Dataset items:
____
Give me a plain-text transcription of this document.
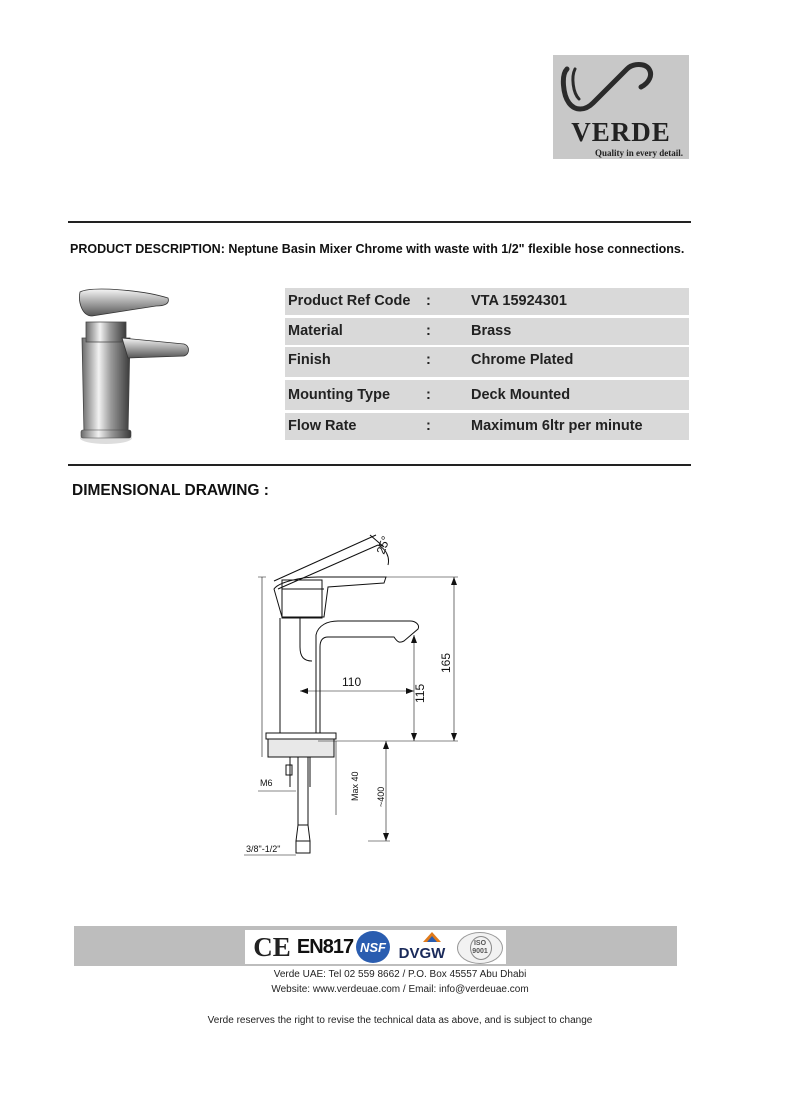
VERDE
Quality in every detail.
PRODUCT DESCRIPTION: Neptune Basin Mixer Chrome with waste with 1/2" flexible hose connections.
Product Ref Code :	VTA 15924301
Material	:	Brass
Finish	:	Chrome Plated
Mounting Type :	Deck Mounted
Flow Rate	:	Maximum 6ltr per minute
DIMENSIONAL DRAWING :
25°
165
110
115
M6	Max 40 ~400
3/8"-1/2"
CE EN817 NSF DVGW
ISO
9001
Verde UAE: Tel 02 559 8662 / P.O. Box 45557 Abu Dhabi
Website: www.verdeuae.com / Email: info@verdeuae.com
Verde reserves the right to revise the technical data as above, and is subject to change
____
EXERCISE: Take every line from the data above that holds "Chrome" and copy it out.

OUTPUT OF THE EXERCISE:
PRODUCT DESCRIPTION: Neptune Basin Mixer Chrome with waste with 1/2" flexible hose connections.
Finish	:	Chrome Plated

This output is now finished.